• [OBJECTIVE] Return the stretch of the entries below from the line containing "y-tick-label: 500 <box>54 444 81 460</box>" through the line containing "moist-adiabat <box>161 195 445 642</box>", reproducing each line unchanged.

● ● ● ● ● ● ●

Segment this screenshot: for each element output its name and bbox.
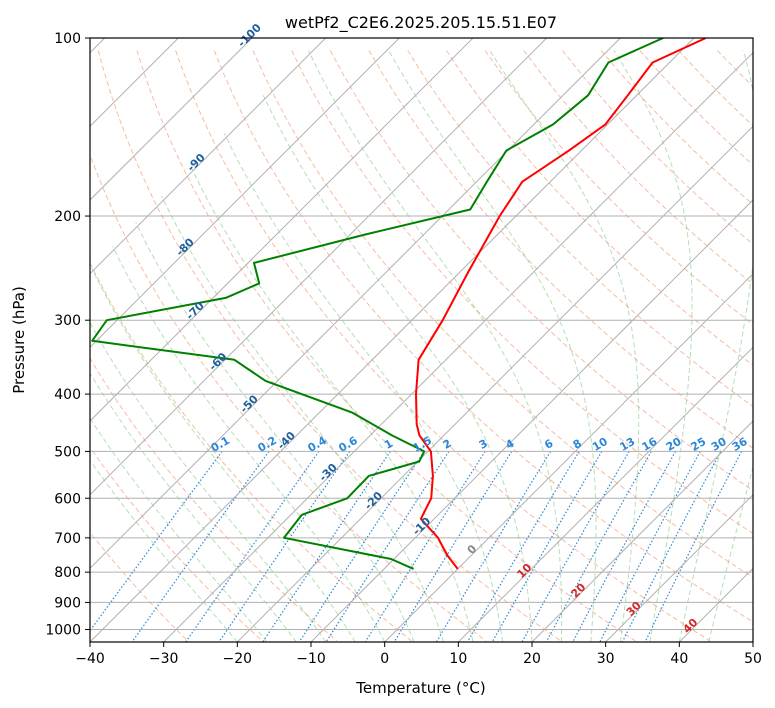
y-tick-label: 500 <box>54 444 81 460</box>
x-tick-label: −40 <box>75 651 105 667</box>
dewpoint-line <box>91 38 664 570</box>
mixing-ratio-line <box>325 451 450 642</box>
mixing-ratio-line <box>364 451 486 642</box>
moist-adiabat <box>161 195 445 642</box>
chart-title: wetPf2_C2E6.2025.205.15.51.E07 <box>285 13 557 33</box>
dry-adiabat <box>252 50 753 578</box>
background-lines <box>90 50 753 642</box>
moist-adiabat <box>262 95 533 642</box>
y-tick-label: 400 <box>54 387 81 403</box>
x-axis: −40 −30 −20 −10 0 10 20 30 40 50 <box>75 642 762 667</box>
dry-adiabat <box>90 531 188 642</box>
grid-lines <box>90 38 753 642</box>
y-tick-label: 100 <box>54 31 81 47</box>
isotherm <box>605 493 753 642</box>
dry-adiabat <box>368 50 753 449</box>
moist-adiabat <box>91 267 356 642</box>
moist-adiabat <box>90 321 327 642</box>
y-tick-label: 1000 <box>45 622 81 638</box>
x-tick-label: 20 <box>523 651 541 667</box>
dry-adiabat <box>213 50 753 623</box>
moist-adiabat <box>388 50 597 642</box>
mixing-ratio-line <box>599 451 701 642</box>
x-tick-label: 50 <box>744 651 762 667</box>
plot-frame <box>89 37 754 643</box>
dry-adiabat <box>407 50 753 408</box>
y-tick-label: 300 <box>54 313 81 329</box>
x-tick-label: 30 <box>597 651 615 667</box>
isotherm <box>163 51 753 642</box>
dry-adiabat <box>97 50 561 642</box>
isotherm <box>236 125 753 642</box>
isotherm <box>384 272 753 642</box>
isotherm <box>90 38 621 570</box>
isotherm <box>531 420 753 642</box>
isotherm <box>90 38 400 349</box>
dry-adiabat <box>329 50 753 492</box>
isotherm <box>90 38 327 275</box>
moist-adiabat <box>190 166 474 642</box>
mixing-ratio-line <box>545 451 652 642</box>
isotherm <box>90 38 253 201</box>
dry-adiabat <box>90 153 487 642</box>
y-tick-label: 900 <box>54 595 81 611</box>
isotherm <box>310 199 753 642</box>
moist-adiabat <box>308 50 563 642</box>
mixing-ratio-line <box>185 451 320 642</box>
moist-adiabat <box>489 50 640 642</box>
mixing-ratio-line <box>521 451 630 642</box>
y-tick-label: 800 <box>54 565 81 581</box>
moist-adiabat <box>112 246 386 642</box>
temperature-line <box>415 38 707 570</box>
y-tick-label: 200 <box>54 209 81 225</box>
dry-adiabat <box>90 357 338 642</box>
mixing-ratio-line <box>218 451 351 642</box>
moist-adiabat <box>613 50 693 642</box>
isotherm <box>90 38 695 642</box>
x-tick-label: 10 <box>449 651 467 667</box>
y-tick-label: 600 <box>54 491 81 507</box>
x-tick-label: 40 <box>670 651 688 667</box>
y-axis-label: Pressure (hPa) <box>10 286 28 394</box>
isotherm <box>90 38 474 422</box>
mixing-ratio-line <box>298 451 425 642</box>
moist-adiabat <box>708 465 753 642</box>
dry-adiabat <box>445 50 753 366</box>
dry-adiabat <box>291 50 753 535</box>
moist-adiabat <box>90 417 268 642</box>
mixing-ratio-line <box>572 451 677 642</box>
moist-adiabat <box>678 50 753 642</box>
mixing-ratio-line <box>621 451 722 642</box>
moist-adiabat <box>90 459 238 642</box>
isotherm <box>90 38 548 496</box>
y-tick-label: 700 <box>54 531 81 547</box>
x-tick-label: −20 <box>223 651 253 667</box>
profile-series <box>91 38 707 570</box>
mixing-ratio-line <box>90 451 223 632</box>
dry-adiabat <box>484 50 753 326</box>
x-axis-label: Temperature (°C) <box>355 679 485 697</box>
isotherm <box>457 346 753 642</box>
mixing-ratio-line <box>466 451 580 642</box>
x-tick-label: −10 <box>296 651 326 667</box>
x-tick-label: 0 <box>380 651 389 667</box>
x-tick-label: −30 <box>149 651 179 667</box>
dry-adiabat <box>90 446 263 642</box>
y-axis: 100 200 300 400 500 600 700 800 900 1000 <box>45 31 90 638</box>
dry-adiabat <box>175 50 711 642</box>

● ● ● ● ● ● ●

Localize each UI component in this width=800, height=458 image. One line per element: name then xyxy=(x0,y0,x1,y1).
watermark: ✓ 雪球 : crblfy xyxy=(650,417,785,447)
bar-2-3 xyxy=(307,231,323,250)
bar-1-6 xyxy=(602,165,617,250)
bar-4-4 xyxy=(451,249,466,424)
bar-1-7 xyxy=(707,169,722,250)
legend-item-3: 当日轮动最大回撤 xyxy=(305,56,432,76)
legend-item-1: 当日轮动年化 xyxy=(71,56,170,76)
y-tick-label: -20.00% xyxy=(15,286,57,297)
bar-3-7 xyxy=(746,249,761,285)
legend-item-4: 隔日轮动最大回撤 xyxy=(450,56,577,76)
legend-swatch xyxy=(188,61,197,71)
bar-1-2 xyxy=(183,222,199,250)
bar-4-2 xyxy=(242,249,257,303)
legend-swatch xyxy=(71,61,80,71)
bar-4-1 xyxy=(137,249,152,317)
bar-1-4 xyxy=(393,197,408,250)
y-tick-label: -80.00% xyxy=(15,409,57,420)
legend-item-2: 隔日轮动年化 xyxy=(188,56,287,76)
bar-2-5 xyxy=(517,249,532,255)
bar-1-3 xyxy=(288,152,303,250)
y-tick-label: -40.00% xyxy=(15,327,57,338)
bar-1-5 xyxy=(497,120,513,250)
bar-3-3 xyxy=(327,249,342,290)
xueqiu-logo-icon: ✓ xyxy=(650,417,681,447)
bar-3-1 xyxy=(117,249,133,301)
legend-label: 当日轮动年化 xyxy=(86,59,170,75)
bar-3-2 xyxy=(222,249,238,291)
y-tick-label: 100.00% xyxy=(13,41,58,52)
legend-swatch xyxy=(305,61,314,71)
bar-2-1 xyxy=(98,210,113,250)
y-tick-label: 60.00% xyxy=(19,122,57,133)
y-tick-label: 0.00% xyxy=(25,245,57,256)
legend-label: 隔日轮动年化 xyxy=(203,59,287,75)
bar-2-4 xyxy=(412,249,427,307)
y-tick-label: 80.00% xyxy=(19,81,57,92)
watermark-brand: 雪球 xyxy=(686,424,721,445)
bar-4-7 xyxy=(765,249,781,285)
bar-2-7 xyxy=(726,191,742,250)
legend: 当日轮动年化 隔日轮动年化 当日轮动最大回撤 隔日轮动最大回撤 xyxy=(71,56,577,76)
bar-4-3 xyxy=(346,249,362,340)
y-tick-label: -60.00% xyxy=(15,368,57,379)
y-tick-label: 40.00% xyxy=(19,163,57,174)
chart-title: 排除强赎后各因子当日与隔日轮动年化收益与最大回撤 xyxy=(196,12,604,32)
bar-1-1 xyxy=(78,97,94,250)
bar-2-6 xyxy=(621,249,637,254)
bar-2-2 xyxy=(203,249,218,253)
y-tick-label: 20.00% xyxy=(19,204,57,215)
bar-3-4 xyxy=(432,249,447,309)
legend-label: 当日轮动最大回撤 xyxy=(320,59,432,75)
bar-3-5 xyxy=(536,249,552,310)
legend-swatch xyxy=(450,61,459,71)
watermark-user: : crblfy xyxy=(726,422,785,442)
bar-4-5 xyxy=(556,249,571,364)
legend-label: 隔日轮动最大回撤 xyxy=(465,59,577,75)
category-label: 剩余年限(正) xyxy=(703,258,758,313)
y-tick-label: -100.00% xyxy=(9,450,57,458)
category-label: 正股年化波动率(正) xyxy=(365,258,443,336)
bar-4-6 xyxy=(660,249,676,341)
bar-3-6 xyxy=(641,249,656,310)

● ● ● ● ● ● ●

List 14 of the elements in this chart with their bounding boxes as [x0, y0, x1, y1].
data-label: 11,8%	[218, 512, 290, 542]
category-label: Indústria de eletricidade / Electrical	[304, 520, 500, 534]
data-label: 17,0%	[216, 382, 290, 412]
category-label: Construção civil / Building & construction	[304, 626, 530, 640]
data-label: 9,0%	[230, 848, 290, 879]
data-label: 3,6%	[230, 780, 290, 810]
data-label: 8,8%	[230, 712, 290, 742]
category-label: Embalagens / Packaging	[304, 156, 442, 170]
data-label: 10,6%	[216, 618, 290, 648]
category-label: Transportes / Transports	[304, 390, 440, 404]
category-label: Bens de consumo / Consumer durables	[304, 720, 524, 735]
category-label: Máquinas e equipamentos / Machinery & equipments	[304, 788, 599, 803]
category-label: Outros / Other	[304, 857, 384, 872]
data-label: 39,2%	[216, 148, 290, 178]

● ● ● ● ● ● ●

• [FULL ANSWER]
y-tick-label: 500 <box>54 444 81 460</box>
x-tick-label: −40 <box>75 651 105 667</box>
dewpoint-line <box>91 38 664 570</box>
mixing-ratio-line <box>325 451 450 642</box>
mixing-ratio-line <box>364 451 486 642</box>
moist-adiabat <box>161 195 445 642</box>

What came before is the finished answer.